- RECORDED DATA -
--------------------

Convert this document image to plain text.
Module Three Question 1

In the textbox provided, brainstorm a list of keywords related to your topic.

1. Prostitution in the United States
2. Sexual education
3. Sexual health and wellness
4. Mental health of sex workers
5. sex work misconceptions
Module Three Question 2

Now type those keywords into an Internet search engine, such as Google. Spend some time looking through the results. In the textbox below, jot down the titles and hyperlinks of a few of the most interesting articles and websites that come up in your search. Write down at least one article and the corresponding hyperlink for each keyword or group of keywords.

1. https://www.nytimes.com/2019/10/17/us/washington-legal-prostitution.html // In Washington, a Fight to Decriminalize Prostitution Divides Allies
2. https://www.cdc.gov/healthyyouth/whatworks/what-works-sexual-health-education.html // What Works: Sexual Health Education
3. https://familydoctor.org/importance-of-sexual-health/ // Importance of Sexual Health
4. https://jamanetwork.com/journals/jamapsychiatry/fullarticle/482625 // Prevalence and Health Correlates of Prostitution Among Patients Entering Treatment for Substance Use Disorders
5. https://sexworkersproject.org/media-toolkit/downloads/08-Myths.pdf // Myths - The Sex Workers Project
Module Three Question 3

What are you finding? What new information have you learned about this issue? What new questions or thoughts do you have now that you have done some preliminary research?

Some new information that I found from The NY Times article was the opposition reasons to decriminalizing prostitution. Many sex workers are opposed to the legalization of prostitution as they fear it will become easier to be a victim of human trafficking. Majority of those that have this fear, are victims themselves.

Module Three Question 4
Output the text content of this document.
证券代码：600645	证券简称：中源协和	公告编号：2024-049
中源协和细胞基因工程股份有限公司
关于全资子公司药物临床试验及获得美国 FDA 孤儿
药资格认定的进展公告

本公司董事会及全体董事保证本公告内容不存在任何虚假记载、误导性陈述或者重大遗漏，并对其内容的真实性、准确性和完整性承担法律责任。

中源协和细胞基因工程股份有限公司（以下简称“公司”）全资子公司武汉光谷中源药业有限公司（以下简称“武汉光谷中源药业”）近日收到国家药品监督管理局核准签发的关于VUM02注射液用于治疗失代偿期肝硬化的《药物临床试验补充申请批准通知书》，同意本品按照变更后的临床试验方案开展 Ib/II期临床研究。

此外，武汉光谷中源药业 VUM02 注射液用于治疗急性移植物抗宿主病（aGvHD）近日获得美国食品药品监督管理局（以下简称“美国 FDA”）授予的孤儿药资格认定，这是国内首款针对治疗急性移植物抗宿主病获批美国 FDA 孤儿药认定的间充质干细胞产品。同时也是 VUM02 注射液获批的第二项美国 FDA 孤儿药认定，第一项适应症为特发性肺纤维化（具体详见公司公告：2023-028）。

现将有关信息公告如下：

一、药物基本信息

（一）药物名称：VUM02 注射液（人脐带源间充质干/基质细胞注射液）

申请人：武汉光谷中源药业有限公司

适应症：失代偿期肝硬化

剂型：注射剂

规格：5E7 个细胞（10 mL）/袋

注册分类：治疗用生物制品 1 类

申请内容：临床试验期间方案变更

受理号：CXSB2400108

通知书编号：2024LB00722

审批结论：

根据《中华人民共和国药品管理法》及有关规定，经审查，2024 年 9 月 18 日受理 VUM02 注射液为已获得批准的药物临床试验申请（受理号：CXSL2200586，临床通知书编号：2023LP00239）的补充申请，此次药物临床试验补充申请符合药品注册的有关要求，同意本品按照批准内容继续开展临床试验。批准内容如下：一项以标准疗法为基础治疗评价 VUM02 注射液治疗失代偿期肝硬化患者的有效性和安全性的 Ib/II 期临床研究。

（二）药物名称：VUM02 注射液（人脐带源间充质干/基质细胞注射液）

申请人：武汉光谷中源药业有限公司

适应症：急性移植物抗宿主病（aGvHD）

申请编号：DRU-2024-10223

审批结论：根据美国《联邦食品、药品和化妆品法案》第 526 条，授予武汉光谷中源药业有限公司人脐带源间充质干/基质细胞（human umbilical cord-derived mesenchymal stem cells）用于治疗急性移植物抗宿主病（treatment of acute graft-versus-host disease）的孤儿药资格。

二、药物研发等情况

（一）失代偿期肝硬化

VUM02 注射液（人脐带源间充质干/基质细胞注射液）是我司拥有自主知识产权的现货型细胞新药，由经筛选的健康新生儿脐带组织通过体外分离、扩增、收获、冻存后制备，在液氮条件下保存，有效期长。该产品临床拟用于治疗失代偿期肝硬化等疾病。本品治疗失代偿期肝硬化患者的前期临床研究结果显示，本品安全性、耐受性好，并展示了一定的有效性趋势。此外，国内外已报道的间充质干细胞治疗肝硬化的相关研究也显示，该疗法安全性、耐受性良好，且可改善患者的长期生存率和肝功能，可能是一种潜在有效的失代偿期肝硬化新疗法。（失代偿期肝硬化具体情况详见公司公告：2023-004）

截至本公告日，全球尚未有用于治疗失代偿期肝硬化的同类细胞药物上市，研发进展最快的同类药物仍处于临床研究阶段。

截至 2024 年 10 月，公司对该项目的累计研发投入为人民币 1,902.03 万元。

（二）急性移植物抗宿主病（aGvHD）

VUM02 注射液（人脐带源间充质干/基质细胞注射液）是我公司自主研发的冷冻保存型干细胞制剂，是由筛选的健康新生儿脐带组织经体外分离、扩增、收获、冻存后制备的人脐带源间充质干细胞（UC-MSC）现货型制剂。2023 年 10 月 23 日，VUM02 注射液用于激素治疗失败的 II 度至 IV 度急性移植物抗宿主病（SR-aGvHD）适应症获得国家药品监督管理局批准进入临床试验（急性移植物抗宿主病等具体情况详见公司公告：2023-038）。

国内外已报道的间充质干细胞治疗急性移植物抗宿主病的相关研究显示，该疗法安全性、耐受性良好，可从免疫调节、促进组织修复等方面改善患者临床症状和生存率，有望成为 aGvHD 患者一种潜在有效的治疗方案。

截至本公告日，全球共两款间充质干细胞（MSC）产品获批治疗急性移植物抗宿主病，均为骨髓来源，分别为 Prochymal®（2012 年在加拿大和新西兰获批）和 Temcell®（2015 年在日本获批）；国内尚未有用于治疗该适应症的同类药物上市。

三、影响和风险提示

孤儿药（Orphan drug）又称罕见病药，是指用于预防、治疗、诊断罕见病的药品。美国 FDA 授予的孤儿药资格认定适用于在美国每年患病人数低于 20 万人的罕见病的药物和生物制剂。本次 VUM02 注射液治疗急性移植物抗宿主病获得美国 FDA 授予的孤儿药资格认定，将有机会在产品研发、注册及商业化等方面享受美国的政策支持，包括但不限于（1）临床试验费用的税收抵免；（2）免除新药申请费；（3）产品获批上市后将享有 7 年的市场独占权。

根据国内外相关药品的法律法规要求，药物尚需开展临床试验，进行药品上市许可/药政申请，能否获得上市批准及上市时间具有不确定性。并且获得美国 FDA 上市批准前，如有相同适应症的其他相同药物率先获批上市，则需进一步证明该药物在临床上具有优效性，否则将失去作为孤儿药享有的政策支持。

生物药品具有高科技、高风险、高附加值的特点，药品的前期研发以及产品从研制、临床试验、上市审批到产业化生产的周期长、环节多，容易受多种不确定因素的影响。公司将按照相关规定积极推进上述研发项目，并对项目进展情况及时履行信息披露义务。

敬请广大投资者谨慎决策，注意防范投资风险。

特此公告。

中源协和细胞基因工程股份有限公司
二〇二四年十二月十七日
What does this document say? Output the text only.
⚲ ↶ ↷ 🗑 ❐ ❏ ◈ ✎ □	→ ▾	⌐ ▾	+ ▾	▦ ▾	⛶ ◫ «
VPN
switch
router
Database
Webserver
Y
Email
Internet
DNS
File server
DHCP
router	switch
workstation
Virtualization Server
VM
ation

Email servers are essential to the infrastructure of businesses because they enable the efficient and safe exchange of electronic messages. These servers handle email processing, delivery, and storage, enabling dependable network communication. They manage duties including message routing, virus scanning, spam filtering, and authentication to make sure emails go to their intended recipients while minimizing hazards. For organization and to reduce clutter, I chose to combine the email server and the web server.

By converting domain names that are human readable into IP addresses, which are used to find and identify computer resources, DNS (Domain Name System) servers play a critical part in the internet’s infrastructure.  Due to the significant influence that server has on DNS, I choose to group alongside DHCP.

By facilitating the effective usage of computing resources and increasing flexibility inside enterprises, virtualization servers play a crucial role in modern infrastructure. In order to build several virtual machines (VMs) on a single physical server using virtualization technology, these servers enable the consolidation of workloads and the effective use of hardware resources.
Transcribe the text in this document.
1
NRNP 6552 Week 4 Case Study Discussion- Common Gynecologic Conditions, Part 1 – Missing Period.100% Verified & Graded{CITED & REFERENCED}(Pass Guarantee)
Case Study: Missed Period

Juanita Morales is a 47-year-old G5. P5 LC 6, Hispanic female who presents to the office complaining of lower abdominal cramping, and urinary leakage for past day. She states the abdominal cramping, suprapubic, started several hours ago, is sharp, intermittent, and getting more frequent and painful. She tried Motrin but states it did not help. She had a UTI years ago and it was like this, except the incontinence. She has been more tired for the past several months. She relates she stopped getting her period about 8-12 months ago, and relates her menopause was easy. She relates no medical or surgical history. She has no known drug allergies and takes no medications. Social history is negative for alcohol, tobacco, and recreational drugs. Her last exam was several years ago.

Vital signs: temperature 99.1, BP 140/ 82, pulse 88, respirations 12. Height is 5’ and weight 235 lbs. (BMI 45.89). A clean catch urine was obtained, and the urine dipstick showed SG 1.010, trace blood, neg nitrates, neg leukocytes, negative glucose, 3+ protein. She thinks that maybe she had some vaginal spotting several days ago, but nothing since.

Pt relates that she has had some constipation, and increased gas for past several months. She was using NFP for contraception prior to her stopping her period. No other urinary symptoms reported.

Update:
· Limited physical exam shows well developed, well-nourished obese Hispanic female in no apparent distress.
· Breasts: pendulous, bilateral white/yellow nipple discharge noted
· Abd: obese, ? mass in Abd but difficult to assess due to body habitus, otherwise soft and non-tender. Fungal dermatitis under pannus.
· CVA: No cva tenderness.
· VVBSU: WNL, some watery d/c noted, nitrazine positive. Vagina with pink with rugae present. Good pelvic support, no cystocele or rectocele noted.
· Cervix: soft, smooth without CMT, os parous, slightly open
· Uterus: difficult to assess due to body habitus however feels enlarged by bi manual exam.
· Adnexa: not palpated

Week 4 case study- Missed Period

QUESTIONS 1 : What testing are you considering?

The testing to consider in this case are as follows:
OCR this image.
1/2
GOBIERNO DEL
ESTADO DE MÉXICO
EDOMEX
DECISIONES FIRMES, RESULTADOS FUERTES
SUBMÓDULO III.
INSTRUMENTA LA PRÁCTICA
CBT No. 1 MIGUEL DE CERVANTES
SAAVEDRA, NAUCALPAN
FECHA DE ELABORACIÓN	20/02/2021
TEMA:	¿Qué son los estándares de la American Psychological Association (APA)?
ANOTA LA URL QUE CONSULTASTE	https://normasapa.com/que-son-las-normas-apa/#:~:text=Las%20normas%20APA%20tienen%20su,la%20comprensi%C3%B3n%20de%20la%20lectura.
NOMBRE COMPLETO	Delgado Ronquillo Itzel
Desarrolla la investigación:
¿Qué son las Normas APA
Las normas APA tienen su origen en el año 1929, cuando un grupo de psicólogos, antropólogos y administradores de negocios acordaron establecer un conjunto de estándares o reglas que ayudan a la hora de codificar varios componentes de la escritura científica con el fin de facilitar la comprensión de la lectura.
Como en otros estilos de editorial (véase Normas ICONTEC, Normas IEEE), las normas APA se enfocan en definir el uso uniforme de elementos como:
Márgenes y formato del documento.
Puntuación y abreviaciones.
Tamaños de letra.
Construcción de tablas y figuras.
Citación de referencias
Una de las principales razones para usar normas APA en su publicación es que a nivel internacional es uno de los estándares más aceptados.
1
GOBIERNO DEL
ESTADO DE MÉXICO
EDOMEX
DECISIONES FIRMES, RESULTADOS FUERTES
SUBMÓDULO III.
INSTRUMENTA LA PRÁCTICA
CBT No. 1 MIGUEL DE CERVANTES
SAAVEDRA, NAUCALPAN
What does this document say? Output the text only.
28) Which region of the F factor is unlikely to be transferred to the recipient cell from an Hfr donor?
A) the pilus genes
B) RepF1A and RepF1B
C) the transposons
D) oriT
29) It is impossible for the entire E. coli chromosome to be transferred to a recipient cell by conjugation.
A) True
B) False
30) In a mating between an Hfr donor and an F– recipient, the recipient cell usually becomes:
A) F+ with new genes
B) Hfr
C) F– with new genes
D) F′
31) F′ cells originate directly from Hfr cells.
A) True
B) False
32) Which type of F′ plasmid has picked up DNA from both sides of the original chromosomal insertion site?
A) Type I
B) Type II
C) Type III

--------------------

- PROBLEM STATEMENT -
If a line in the data above includes the string "Three", copy it.

- RESULT -
Module Three Question 1
Module Three Question 2
Module Three Question 3
Module Three Question 4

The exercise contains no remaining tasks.